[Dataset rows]
^^^^^^^^
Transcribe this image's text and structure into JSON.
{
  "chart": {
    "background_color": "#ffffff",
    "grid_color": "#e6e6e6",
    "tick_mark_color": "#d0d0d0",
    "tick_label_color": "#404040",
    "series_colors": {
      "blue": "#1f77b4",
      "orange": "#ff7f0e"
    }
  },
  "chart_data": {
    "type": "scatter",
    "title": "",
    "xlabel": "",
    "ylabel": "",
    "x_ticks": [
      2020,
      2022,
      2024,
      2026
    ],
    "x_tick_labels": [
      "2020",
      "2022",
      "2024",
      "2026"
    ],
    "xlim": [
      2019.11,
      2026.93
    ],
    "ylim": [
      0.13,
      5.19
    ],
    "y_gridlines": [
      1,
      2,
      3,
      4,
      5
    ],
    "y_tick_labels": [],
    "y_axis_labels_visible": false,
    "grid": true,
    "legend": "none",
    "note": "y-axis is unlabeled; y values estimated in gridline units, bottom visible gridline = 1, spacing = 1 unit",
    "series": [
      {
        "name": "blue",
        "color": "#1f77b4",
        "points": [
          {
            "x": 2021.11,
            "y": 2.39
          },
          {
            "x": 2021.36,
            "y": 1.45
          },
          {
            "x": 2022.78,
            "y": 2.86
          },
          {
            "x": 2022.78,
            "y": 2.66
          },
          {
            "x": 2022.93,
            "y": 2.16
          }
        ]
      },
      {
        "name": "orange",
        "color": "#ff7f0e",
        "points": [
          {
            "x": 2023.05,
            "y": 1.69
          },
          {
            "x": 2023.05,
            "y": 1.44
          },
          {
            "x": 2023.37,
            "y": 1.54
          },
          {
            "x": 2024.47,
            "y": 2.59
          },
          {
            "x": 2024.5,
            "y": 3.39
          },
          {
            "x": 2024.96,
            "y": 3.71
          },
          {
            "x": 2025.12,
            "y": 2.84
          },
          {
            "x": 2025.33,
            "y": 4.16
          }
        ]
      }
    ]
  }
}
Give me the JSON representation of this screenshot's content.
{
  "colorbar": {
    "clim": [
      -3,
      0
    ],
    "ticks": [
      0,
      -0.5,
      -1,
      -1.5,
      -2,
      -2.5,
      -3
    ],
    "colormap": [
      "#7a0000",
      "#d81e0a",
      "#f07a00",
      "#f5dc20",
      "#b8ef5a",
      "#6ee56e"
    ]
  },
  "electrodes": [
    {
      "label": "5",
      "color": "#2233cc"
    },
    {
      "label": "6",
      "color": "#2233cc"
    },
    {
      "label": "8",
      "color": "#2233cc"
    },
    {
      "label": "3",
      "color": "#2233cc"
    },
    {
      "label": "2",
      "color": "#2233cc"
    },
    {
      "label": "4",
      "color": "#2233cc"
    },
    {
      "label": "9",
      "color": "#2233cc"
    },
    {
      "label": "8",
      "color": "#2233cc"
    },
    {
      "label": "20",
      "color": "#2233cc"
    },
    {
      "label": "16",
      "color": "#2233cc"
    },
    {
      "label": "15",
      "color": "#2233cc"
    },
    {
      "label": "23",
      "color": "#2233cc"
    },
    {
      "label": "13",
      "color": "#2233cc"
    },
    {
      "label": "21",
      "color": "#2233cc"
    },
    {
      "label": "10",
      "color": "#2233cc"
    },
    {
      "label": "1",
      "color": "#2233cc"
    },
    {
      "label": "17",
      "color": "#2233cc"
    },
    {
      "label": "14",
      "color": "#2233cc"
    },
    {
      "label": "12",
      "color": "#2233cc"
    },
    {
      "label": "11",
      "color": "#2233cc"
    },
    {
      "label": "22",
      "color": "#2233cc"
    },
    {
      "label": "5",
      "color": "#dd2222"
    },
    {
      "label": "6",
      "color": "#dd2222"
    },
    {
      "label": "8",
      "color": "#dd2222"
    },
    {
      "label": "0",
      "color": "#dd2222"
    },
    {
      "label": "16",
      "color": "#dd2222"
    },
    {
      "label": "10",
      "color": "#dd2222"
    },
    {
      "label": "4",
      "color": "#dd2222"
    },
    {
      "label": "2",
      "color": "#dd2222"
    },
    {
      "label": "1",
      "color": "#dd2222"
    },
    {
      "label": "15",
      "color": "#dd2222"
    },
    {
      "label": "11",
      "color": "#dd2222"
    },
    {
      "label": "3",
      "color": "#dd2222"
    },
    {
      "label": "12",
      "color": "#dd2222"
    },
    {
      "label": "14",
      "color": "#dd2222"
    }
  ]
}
^^^^^^^^
▶ EXERCISE DETAILS
Write out the full listing exactly as given.

▶ SOLVED EXERCISE
Transcribe this image's text and structure into JSON.
{
  "chart": {
    "background_color": "#ffffff",
    "grid_color": "#e6e6e6",
    "tick_mark_color": "#d0d0d0",
    "tick_label_color": "#404040",
    "series_colors": {
      "blue": "#1f77b4",
      "orange": "#ff7f0e"
    }
  },
  "chart_data": {
    "type": "scatter",
    "title": "",
    "xlabel": "",
    "ylabel": "",
    "x_ticks": [
      2020,
      2022,
      2024,
      2026
    ],
    "x_tick_labels": [
      "2020",
      "2022",
      "2024",
      "2026"
    ],
    "xlim": [
      2019.11,
      2026.93
    ],
    "ylim": [
      0.13,
      5.19
    ],
    "y_gridlines": [
      1,
      2,
      3,
      4,
      5
    ],
    "y_tick_labels": [],
    "y_axis_labels_visible": false,
    "grid": true,
    "legend": "none",
    "note": "y-axis is unlabeled; y values estimated in gridline units, bottom visible gridline = 1, spacing = 1 unit",
    "series": [
      {
        "name": "blue",
        "color": "#1f77b4",
        "points": [
          {
            "x": 2021.11,
            "y": 2.39
          },
          {
            "x": 2021.36,
            "y": 1.45
          },
          {
            "x": 2022.78,
            "y": 2.86
          },
          {
            "x": 2022.78,
            "y": 2.66
          },
          {
            "x": 2022.93,
            "y": 2.16
          }
        ]
      },
      {
        "name": "orange",
        "color": "#ff7f0e",
        "points": [
          {
            "x": 2023.05,
            "y": 1.69
          },
          {
            "x": 2023.05,
            "y": 1.44
          },
          {
            "x": 2023.37,
            "y": 1.54
          },
          {
            "x": 2024.47,
            "y": 2.59
          },
          {
            "x": 2024.5,
            "y": 3.39
          },
          {
            "x": 2024.96,
            "y": 3.71
          },
          {
            "x": 2025.12,
            "y": 2.84
          },
          {
            "x": 2025.33,
            "y": 4.16
          }
        ]
      }
    ]
  }
}
Give me the JSON representation of this screenshot's content.
{
  "colorbar": {
    "clim": [
      -3,
      0
    ],
    "ticks": [
      0,
      -0.5,
      -1,
      -1.5,
      -2,
      -2.5,
      -3
    ],
    "colormap": [
      "#7a0000",
      "#d81e0a",
      "#f07a00",
      "#f5dc20",
      "#b8ef5a",
      "#6ee56e"
    ]
  },
  "electrodes": [
    {
      "label": "5",
      "color": "#2233cc"
    },
    {
      "label": "6",
      "color": "#2233cc"
    },
    {
      "label": "8",
      "color": "#2233cc"
    },
    {
      "label": "3",
      "color": "#2233cc"
    },
    {
      "label": "2",
      "color": "#2233cc"
    },
    {
      "label": "4",
      "color": "#2233cc"
    },
    {
      "label": "9",
      "color": "#2233cc"
    },
    {
      "label": "8",
      "color": "#2233cc"
    },
    {
      "label": "20",
      "color": "#2233cc"
    },
    {
      "label": "16",
      "color": "#2233cc"
    },
    {
      "label": "15",
      "color": "#2233cc"
    },
    {
      "label": "23",
      "color": "#2233cc"
    },
    {
      "label": "13",
      "color": "#2233cc"
    },
    {
      "label": "21",
      "color": "#2233cc"
    },
    {
      "label": "10",
      "color": "#2233cc"
    },
    {
      "label": "1",
      "color": "#2233cc"
    },
    {
      "label": "17",
      "color": "#2233cc"
    },
    {
      "label": "14",
      "color": "#2233cc"
    },
    {
      "label": "12",
      "color": "#2233cc"
    },
    {
      "label": "11",
      "color": "#2233cc"
    },
    {
      "label": "22",
      "color": "#2233cc"
    },
    {
      "label": "5",
      "color": "#dd2222"
    },
    {
      "label": "6",
      "color": "#dd2222"
    },
    {
      "label": "8",
      "color": "#dd2222"
    },
    {
      "label": "0",
      "color": "#dd2222"
    },
    {
      "label": "16",
      "color": "#dd2222"
    },
    {
      "label": "10",
      "color": "#dd2222"
    },
    {
      "label": "4",
      "color": "#dd2222"
    },
    {
      "label": "2",
      "color": "#dd2222"
    },
    {
      "label": "1",
      "color": "#dd2222"
    },
    {
      "label": "15",
      "color": "#dd2222"
    },
    {
      "label": "11",
      "color": "#dd2222"
    },
    {
      "label": "3",
      "color": "#dd2222"
    },
    {
      "label": "12",
      "color": "#dd2222"
    },
    {
      "label": "14",
      "color": "#dd2222"
    }
  ]
}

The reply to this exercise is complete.